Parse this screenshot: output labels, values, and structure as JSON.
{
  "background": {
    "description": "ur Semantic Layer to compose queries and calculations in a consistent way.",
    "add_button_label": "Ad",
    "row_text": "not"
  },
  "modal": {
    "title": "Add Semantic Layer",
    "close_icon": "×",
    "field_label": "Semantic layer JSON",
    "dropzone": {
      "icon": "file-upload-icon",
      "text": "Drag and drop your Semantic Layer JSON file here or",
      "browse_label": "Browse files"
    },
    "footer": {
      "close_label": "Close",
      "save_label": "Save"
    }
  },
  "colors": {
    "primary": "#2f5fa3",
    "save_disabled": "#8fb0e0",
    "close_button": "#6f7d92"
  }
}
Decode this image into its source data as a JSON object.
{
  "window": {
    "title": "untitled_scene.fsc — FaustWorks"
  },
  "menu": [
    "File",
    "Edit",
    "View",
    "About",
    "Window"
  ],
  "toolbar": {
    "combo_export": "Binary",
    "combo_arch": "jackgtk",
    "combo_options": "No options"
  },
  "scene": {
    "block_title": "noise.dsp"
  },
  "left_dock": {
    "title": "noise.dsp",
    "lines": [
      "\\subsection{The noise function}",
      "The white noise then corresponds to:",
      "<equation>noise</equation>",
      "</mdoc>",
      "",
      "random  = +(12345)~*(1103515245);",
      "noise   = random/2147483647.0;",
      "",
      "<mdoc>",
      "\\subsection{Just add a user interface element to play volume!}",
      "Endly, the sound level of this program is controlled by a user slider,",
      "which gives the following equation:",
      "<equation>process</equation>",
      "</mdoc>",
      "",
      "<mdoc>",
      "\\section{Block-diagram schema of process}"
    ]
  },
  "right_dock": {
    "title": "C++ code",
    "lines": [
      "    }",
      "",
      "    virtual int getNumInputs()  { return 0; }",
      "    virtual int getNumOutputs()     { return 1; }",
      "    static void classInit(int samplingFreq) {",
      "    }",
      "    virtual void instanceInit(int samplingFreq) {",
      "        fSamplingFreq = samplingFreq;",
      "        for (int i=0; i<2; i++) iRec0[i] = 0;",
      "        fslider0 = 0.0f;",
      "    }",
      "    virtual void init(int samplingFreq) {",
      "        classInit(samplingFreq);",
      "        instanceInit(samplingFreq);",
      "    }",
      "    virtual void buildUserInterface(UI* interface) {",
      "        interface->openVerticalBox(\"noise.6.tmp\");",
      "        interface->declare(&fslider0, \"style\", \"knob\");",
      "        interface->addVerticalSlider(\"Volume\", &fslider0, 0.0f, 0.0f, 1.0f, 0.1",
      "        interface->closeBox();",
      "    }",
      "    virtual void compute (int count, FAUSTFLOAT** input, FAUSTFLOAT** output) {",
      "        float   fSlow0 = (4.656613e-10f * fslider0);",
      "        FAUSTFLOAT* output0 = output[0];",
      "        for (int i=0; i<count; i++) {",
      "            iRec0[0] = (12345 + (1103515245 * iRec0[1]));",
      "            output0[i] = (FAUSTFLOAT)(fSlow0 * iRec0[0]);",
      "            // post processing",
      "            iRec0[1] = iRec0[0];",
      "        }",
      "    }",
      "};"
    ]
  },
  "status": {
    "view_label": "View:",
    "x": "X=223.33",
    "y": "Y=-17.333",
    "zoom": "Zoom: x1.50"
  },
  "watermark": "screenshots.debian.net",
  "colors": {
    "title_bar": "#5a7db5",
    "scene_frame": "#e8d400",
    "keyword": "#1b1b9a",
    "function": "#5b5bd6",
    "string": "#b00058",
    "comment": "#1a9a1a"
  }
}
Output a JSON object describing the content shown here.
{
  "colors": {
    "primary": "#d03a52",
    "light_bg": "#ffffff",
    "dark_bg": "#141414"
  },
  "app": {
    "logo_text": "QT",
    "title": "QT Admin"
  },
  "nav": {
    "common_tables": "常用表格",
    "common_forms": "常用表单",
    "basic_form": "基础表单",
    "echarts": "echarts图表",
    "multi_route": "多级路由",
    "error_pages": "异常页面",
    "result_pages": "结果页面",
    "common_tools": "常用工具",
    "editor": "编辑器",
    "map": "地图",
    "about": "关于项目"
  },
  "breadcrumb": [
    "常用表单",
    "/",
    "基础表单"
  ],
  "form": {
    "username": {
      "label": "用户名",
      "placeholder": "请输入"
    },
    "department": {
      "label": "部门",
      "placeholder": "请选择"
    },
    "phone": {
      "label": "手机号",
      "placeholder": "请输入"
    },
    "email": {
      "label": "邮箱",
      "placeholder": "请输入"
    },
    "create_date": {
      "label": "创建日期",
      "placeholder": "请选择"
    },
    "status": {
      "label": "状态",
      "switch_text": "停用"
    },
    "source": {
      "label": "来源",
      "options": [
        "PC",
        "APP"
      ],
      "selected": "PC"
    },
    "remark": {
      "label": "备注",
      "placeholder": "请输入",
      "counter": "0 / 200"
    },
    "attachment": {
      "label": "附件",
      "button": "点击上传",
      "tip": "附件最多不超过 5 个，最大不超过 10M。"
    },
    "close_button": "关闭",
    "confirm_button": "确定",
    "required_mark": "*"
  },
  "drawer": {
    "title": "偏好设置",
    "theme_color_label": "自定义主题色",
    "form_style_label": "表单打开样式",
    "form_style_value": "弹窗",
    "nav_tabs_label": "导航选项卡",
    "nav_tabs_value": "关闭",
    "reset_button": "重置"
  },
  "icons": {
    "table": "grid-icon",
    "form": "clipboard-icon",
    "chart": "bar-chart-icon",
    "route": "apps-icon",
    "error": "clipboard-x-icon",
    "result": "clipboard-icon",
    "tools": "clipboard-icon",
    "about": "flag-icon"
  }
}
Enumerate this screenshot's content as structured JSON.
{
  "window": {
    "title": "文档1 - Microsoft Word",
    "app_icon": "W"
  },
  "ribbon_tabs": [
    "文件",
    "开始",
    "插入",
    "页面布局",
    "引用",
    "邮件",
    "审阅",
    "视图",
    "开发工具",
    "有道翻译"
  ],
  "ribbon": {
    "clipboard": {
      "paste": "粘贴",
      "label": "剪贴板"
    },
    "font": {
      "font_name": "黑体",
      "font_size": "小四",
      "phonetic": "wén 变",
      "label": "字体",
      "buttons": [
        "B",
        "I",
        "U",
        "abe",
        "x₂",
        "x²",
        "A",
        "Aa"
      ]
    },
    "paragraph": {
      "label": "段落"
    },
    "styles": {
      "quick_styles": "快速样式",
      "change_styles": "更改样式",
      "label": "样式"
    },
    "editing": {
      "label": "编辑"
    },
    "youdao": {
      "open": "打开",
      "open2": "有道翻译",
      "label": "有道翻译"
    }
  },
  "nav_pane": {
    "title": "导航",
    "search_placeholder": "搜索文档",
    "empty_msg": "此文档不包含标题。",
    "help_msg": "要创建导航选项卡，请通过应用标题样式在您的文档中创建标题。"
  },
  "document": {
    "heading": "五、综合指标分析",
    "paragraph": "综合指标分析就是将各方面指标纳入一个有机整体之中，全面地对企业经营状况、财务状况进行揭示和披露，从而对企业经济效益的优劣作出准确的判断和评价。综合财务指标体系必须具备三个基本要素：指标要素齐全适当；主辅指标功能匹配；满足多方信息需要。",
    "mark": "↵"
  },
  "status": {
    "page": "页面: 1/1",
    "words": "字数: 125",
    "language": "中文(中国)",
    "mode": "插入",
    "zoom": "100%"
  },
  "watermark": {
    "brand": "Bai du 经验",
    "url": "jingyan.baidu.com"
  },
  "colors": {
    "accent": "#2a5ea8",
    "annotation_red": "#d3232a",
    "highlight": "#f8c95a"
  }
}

WHAT THIS TASK INVOLVES → Give the count of lines holding the word "virtual" and nothing more.

WRITTEN RESPONSE → 6